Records
================

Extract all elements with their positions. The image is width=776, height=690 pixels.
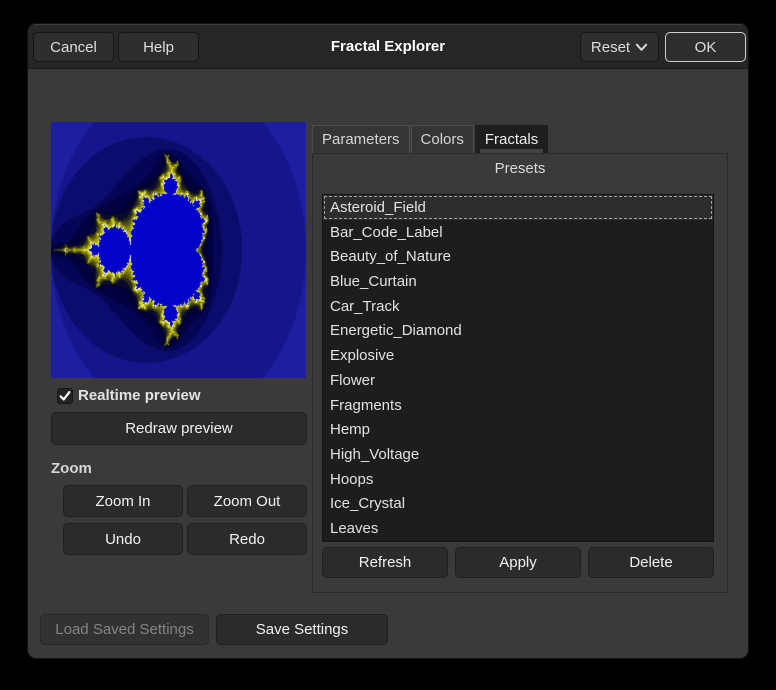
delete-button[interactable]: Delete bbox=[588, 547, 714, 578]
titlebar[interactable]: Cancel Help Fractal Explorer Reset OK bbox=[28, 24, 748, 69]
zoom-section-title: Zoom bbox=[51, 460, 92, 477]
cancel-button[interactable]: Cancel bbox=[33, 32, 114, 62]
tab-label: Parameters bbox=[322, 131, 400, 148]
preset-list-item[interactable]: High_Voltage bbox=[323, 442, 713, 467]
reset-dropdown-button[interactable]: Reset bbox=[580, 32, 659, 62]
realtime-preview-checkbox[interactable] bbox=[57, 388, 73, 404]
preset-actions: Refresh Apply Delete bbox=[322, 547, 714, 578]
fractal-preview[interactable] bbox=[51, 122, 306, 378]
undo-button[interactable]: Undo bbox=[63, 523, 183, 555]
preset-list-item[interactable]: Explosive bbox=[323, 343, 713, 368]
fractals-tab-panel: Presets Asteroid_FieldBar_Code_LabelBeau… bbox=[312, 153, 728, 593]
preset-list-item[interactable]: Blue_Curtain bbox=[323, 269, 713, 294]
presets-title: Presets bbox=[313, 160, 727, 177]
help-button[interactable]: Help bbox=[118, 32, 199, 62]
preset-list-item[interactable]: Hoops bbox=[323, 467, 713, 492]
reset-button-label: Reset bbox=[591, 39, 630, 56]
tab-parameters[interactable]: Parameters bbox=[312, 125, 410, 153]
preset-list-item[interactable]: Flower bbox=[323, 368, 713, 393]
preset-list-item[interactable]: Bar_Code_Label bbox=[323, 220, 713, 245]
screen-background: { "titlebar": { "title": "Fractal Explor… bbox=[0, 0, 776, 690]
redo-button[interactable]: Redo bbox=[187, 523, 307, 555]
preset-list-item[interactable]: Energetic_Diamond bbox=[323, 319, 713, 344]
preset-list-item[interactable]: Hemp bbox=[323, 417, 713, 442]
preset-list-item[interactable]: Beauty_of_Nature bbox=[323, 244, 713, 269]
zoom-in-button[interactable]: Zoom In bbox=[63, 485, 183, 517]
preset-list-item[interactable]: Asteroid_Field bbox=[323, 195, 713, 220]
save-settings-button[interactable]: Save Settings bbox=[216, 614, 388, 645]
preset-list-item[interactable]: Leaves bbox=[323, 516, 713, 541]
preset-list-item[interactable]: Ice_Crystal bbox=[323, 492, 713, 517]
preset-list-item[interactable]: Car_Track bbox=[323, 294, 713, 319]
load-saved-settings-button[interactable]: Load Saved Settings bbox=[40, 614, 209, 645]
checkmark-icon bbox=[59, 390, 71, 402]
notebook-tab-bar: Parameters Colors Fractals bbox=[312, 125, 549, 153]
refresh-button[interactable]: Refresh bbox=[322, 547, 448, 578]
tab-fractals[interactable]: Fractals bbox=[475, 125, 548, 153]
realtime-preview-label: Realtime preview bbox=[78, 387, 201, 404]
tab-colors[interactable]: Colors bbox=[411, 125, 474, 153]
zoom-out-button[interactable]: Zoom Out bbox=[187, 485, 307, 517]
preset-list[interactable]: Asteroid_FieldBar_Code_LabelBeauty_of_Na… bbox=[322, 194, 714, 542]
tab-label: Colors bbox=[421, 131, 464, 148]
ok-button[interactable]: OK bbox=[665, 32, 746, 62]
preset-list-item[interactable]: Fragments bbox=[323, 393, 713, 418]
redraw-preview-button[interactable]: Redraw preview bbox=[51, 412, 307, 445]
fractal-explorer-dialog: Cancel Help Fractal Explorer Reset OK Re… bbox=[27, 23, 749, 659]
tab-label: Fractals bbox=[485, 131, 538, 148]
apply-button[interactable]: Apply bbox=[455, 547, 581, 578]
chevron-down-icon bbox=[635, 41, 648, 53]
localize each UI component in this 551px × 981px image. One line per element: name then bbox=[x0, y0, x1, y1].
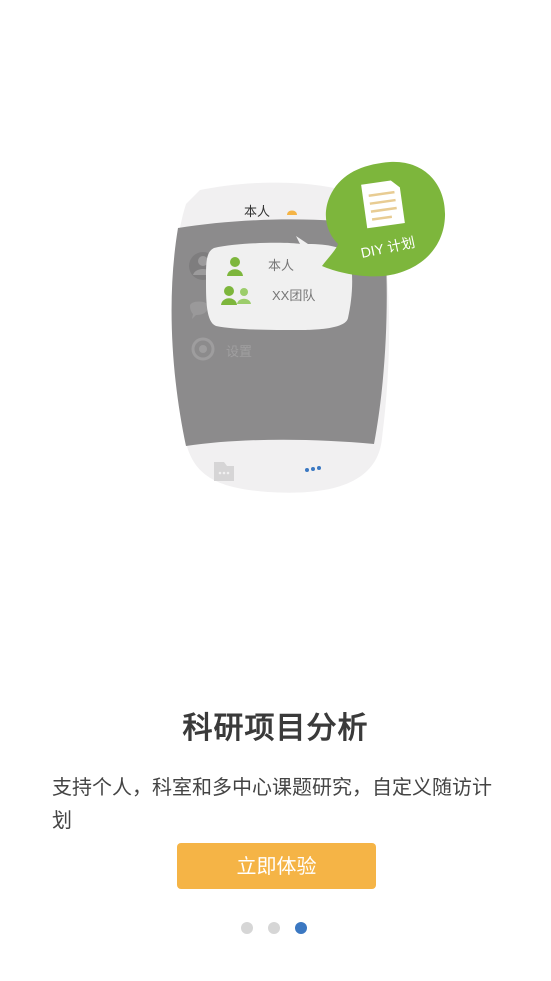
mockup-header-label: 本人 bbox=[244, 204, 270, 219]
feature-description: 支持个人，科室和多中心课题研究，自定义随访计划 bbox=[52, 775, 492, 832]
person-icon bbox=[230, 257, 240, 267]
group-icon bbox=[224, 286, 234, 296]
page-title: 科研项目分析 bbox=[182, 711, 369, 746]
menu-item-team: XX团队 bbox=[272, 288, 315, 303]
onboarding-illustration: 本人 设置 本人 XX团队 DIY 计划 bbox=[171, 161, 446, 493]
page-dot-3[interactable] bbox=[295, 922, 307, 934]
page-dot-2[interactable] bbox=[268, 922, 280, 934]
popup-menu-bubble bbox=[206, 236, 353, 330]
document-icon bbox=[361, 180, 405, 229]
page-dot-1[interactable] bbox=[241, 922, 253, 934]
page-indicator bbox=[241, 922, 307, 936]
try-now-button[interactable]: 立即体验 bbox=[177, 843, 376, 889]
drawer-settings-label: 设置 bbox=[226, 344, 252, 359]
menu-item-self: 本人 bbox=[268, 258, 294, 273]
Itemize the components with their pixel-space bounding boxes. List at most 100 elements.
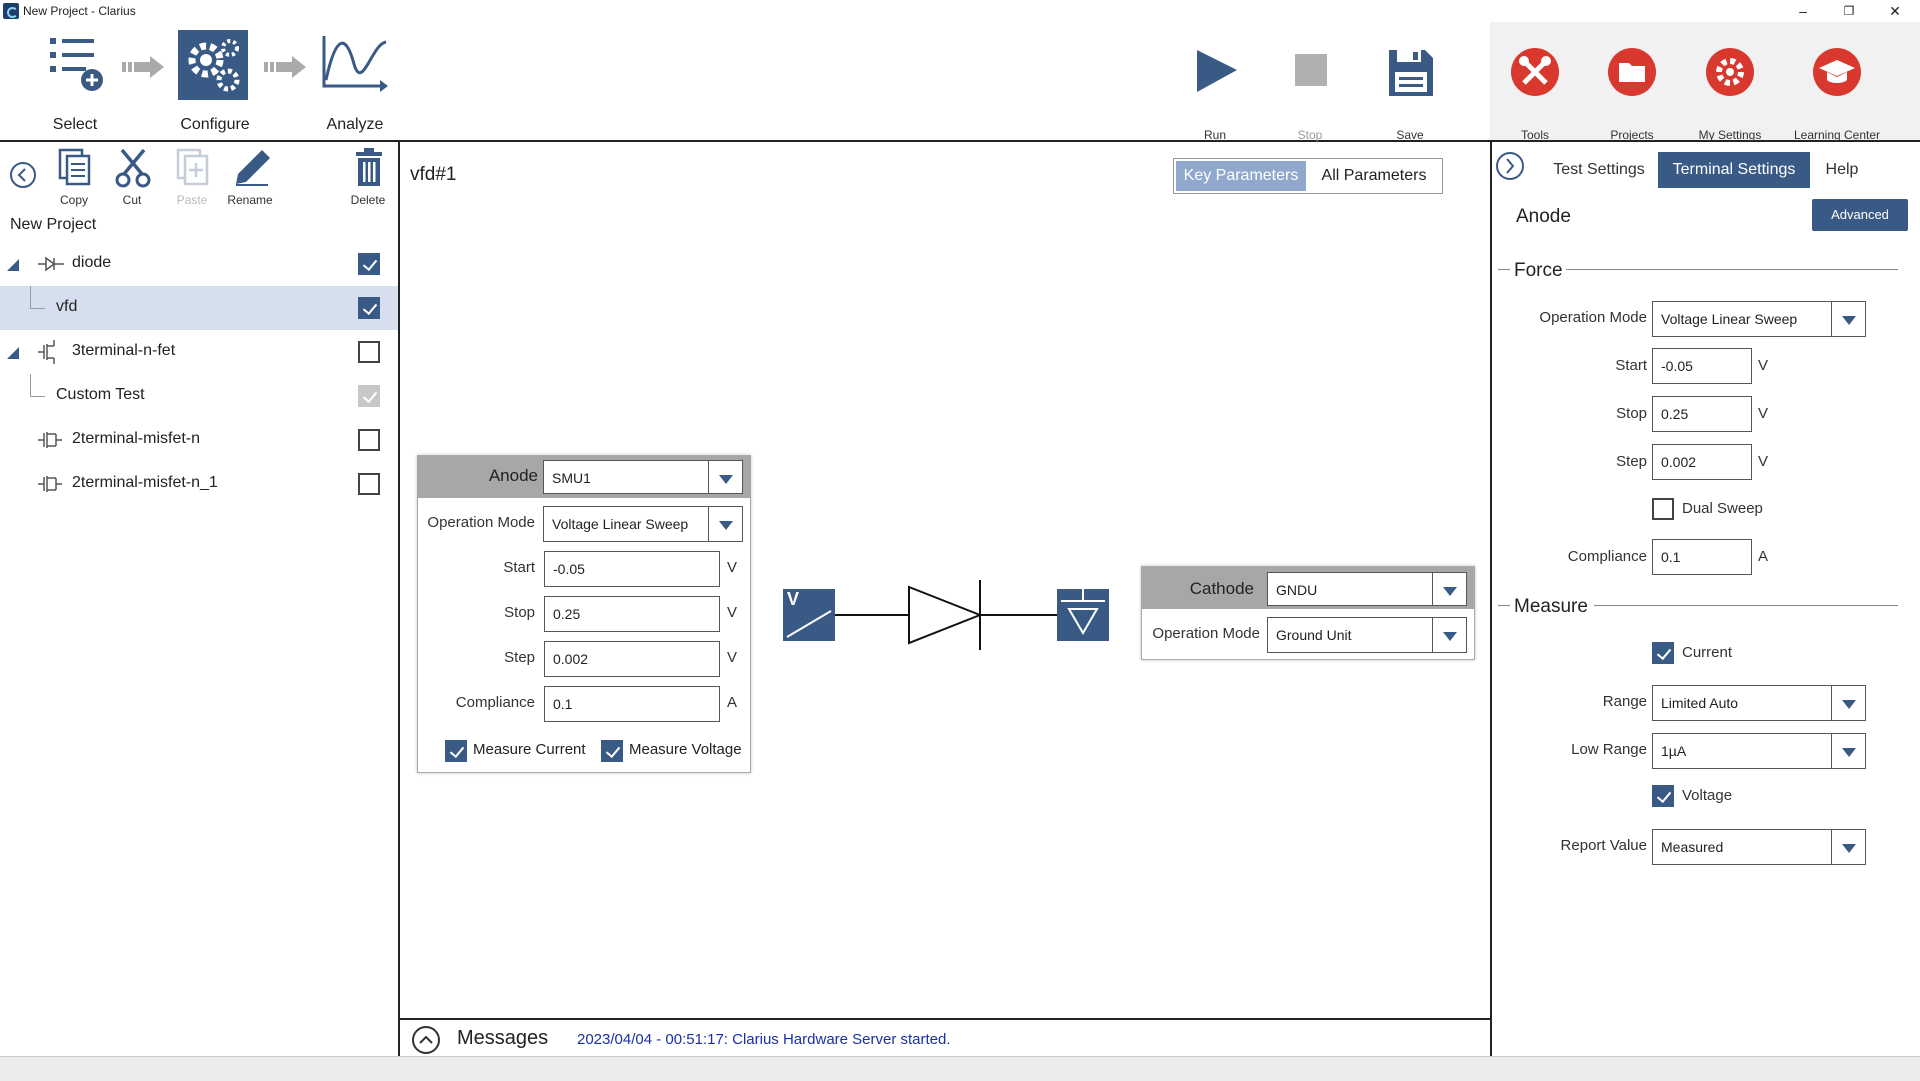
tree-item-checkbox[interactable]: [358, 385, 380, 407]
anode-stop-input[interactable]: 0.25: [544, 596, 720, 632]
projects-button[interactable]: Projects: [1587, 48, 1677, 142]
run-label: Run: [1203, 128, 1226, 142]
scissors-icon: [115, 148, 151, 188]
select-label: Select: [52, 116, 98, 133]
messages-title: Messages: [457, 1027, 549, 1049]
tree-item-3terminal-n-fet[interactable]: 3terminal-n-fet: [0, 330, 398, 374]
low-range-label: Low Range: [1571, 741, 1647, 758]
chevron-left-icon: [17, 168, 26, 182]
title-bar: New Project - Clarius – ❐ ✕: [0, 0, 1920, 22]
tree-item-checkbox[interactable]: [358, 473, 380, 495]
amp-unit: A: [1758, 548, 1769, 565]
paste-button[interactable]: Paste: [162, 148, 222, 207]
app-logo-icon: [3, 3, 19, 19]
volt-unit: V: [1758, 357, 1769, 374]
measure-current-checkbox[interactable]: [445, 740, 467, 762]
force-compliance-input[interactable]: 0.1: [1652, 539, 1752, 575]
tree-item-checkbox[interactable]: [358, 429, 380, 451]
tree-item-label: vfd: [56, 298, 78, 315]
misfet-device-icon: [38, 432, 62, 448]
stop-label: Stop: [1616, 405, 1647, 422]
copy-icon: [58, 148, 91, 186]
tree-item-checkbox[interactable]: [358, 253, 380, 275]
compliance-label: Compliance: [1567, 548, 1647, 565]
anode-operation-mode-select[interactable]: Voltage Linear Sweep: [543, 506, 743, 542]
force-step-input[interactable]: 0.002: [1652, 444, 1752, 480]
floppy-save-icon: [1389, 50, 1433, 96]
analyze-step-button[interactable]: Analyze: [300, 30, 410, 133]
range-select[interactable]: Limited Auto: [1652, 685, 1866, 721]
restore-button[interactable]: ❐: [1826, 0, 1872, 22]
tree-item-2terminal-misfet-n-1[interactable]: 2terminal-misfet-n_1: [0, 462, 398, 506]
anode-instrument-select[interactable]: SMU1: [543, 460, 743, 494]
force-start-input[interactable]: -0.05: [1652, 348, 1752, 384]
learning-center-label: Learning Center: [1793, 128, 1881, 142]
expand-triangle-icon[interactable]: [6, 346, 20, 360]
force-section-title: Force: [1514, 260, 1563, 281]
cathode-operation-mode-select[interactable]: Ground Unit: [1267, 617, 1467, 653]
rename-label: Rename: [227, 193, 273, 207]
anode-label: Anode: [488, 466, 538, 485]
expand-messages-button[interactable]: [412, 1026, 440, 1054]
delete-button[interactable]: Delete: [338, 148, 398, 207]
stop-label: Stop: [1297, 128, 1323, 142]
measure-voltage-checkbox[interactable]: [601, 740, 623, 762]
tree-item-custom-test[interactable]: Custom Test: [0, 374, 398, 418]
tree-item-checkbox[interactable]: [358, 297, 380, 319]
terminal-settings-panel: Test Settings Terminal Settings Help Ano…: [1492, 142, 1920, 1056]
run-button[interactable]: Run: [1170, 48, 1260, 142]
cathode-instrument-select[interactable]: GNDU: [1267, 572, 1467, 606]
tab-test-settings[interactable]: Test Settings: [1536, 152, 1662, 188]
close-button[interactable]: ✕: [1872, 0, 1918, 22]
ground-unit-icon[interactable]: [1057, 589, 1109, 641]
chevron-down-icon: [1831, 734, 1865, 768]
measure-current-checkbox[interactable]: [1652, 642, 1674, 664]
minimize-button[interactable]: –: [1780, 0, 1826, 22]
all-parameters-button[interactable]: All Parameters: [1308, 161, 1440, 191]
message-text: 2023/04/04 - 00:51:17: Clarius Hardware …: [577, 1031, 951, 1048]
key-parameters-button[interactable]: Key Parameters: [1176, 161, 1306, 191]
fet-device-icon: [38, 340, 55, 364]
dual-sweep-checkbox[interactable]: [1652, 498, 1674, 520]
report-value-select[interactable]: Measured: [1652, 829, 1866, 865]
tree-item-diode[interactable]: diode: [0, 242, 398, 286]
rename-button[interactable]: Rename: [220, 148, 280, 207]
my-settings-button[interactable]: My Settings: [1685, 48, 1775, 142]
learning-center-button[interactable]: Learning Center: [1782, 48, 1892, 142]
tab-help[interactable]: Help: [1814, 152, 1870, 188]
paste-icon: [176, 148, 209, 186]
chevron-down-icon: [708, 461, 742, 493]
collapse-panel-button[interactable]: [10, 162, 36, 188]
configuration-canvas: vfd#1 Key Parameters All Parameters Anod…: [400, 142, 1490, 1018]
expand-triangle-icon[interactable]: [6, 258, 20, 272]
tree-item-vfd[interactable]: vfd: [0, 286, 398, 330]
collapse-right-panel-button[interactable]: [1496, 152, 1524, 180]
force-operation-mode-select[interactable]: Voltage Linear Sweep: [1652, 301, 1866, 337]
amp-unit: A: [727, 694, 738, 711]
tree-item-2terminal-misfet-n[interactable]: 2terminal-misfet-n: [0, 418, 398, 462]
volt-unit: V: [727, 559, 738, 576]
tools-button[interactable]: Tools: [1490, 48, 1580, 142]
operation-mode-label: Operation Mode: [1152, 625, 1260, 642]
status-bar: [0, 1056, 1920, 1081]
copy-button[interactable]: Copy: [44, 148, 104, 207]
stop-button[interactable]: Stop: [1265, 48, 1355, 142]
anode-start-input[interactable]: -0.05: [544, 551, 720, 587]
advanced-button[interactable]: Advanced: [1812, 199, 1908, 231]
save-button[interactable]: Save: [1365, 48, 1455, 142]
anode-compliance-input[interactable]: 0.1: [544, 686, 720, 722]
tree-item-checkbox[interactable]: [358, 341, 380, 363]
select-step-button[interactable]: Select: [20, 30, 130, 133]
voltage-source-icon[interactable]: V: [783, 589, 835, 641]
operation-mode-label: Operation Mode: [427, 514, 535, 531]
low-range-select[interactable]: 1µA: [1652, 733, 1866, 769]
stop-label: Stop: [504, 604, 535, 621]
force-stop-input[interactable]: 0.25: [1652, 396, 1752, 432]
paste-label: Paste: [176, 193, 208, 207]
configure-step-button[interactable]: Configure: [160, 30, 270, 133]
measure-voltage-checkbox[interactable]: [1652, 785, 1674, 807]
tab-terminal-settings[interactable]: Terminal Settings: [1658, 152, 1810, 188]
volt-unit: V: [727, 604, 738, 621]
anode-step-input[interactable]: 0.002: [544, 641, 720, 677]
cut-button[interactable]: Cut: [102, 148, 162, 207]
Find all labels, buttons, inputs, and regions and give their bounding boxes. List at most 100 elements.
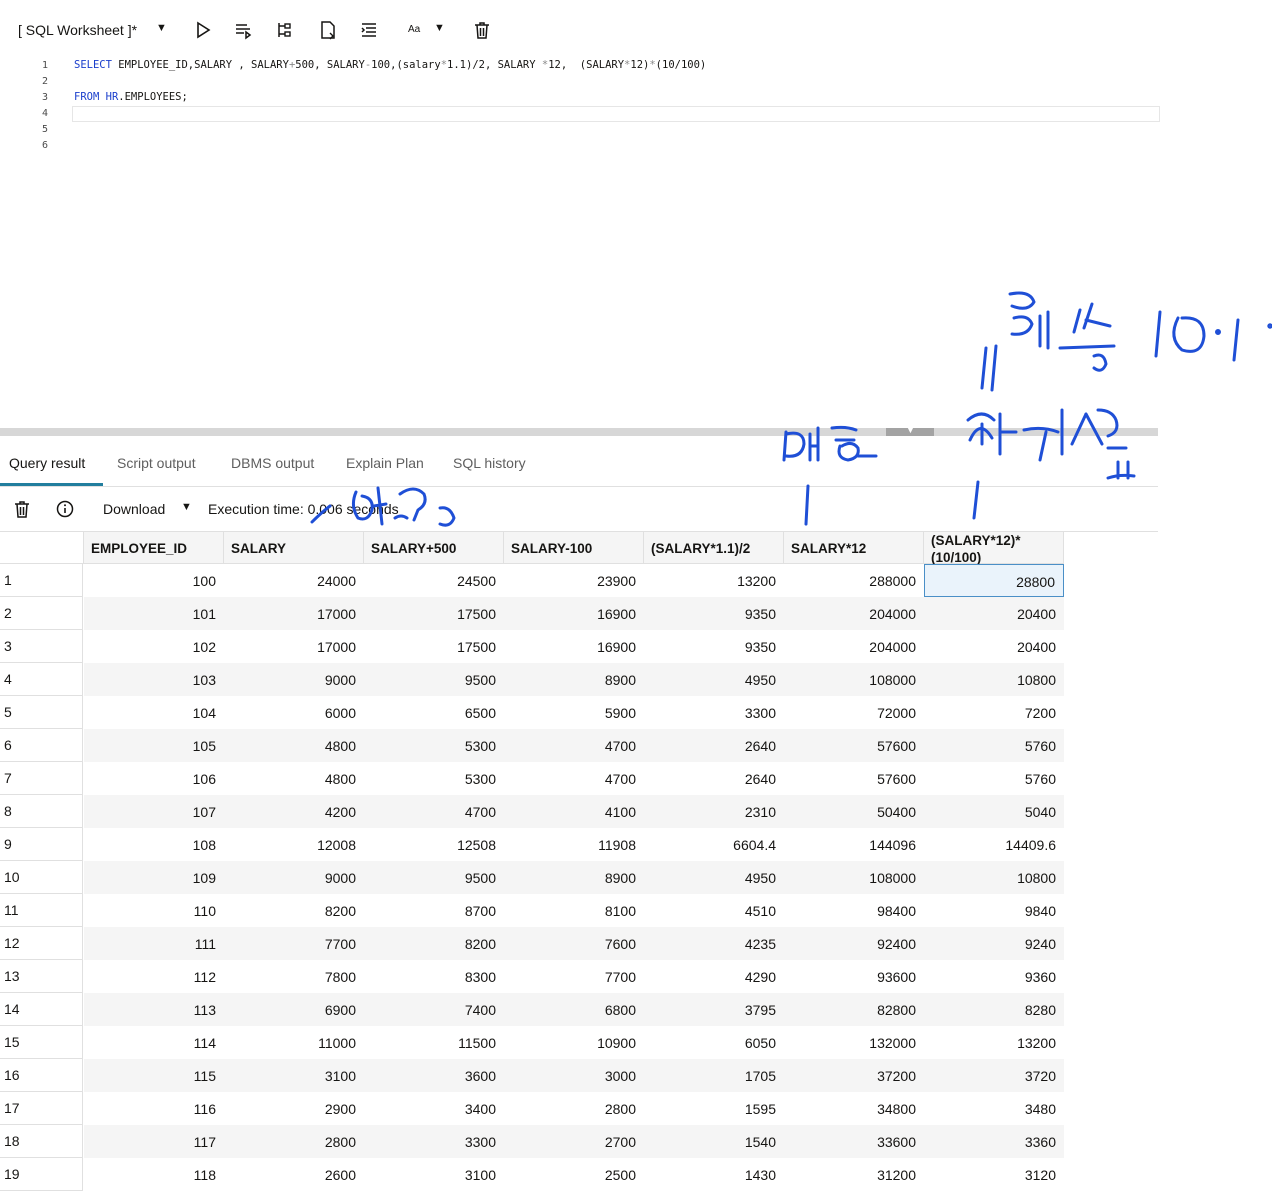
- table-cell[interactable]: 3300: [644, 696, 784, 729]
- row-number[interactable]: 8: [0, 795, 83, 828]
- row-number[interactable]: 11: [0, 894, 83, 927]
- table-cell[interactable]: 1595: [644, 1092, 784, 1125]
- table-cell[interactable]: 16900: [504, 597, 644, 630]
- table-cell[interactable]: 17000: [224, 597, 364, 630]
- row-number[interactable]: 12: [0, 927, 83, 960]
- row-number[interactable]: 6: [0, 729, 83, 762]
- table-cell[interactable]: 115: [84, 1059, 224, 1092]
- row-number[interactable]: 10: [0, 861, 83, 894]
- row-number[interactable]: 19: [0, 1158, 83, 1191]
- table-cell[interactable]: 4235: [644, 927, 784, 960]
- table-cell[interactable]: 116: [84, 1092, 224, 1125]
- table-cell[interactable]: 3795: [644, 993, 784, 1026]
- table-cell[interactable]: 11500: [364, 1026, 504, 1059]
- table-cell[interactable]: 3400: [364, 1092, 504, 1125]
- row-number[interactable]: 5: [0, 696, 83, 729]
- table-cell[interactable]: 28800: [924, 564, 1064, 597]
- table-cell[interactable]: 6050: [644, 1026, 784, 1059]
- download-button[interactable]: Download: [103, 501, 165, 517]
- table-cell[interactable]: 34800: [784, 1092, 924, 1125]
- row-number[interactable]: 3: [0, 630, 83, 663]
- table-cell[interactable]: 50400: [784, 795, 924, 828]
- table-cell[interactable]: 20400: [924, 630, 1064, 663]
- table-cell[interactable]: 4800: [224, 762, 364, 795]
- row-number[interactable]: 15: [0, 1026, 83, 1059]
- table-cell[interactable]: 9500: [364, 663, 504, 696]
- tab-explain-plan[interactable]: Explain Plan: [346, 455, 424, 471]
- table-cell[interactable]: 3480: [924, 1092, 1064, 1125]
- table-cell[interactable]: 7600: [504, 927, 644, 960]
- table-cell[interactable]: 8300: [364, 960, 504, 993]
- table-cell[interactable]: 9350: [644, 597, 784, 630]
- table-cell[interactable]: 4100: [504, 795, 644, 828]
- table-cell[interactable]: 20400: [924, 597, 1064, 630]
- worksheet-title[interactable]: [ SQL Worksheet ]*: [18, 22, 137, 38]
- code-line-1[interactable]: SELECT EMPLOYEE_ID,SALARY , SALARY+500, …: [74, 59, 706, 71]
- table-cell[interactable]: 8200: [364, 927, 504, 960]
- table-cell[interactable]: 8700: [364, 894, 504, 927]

================

• **PROBLEM REQUIREMENTS**
Which lines of the material contain the string "preview"? Show every one of them, and treat uppercase and lowercase as different.

• **TASK RESULT**
realtime-preview-checkbox[interactable] bbox=[57, 388, 73, 404]
fractal-preview[interactable] bbox=[51, 122, 306, 378]
realtime-preview-label: Realtime preview bbox=[78, 387, 201, 404]
redraw-preview-button[interactable]: Redraw preview bbox=[51, 412, 307, 445]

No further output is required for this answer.